Job →
Pick up the article on Nick Saban staying at Alabama right after its last sentence and keep writing.

* begin Passage provided *

For Nick Saban, the annual college football coaching carousel has left him exactly where he always said it would … at the University of Alabama.

Saban and the school agreed to a new contract Friday night, after a week of breathless speculation and even at least one sort-of media report that he would succeed Mack Brown as the head coach at Texas. Brown, it turns out, is still on the job and may remain there.

Texas had little to do with this, however. Saban, who just finished his seventh season with the Tide, was never really going anywhere. At most, his agent used the buzz about the Longhorns for a slightly richer deal than the one Alabama was already going to give him. He reportedly will go from $5.6 million per year to more than $7 million. That's about it.

"Quite frankly," Saban said back in September when the Texas talk began, "I'm just too darn old to start over somewhere else."

Saban doesn't have a great track record of consistency on job hunts – he once famously declared he wouldn't be the head coach of the University of Alabama – but the candidness, or at least comfort, of the answer sort of said it all. It was a somewhat un-Saban-like statement – not some planned denial, but an explanation, a reasoning, a sensible point he was making.

Combine that with his wife Terry not just granting an interview to The Wall Street Journal in November but boldly declaring they weren't leaving Tuscaloosa, and most of the speculation was based on speculation.

The Sabans were about as clear and consistent on this one as they ever get.

The truth is, Saban isn't too old to start over somewhere else, certainly not a place with the potential of Texas. He's 62 and still on top of his game. He could have the Longhorns in national contention within two seasons. Maybe three at most.

What Saban is, however, is too impatient to start over somewhere else. Why build when you already own? Why work for 2015/2016 when he could certainly win it all next year?

His shot at three consecutive national titles was stopped by a 109-yard field goal return (on a play in which his team could've won the game). It's perhaps the smallest margin of defeat possible in football.

Besides, there is nothing in Austin that Saban doesn't have in Tuscaloosa. Perhaps in some spread sheet/parlor game comparison Texas is a job with greater resources than Alabama. None of that has anything to do with Saban's reality.

Yes, UT has more money than just about anyone. But Alabama has all the money Saban needs – not only in salary but to employ a massive staff of assistants, scouts and support people.

* end Passage provided *
* begin Data section *

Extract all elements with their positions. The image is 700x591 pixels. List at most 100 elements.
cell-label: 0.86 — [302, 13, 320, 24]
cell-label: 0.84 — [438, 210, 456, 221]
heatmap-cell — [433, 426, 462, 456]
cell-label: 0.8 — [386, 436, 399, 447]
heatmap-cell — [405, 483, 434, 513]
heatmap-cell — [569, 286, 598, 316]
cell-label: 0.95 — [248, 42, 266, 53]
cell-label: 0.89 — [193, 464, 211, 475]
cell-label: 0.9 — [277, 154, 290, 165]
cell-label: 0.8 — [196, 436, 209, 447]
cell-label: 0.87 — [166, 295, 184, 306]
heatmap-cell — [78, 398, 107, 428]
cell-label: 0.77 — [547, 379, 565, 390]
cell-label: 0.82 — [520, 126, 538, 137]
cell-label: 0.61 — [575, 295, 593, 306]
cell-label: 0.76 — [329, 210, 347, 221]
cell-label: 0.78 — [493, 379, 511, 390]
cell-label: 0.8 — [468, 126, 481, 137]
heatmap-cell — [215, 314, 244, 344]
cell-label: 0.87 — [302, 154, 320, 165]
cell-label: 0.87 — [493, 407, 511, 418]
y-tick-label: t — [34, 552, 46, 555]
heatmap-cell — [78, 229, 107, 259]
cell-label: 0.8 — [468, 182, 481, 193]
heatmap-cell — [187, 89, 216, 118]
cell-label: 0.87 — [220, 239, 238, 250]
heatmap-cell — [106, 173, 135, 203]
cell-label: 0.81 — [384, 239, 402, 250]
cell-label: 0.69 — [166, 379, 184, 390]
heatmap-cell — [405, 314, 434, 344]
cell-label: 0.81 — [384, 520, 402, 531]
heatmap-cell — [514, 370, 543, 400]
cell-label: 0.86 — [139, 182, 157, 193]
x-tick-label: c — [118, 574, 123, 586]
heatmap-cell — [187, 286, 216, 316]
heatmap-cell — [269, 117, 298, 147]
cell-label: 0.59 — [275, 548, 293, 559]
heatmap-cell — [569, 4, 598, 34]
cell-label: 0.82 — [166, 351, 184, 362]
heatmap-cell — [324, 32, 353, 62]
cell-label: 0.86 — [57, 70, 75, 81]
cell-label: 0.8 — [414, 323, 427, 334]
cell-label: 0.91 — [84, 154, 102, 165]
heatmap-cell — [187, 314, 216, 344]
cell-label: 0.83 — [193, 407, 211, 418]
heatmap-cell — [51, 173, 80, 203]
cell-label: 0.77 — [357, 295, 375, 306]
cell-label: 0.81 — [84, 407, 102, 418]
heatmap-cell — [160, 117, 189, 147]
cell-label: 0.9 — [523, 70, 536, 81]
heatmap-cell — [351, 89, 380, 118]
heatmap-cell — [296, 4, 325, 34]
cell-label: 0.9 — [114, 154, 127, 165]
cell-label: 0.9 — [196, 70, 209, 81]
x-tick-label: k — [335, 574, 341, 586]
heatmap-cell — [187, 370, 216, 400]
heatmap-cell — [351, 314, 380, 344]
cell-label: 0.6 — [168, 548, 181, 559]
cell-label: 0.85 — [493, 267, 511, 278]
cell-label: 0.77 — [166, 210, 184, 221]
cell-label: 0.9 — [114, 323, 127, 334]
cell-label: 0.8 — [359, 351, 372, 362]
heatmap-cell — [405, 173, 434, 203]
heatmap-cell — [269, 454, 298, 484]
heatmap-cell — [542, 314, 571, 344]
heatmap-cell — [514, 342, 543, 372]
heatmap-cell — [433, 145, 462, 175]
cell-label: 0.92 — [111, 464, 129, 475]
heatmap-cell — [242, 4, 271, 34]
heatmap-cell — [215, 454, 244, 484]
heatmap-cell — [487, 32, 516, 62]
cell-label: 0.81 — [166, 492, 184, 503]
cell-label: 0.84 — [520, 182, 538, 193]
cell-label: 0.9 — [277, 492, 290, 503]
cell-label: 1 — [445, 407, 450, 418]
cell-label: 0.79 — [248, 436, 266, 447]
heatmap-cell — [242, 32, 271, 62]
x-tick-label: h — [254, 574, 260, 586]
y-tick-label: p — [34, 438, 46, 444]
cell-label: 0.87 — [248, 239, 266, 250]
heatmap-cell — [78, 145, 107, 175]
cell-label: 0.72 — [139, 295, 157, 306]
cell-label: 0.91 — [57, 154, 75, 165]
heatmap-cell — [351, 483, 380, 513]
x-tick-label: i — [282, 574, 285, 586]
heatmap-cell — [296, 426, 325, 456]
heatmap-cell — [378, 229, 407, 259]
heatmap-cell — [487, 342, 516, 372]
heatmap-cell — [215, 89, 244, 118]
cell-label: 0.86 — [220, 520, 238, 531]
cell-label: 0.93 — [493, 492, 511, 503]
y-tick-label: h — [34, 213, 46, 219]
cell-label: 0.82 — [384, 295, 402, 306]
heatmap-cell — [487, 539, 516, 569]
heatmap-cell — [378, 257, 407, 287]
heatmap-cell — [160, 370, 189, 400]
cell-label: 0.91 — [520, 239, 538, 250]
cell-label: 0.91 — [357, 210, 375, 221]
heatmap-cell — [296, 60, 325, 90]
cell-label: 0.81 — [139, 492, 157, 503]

* end Data section *

The output →
It's true Texas has it own TV station – the Longhorn Network – that might yield great dividends in the future. Saban, of course, tries to keep media distractions to a minimum and films his weekly half-hour TV show in about 18 minutes flat while standing impatiently on the field after each week's game. He doesn't sound like a guy looking for his own network.

And, sure, the state of Texas produces more top high school talent than Alabama, but recruiting players talented enough to win national championships is hardly Saban's problem. Three titles in four years should be proof enough.

His current top-ranked recruiting class may prove it even more, however.

Of the Crimson Tide's 23 current verbal commitments, just four are from Alabama. Five-star recruits, per Rivals.com, from Florida, Louisiana and Virginia have all pledged. Four-star commits hail from Arkansas, California, Florida, Louisiana, Iowa, Minnesota, Oklahoma, South Carolina and, yes, Texas. He'll probably pick up a couple more.

Without Saban, it's unlikely a lineman from the upper Midwest or a quarterback from Norman, Okla., would head to Tuscaloosa. But this is Saban. That's all that matters. This is what he built.

Why change anything when you've got a recruiting juggernaut capable of walking into just about everyone's backyard and grabbing almost whomever you want?

There is little doubt that given the money and facilities and location and power of Texas, Nick Saban could get the Longhorns to a similar level. It would take time, though. Not much, perhaps, but more than Nick Saban cares to waste at this point, which is anything longer than a second.

"Just too darn old to start over somewhere else," he said back in September.

It was an unusually insightful line, which made it worth believing then and even more so now. Because the one thing he didn't say was that he was too darn old to win another national title.

Or three.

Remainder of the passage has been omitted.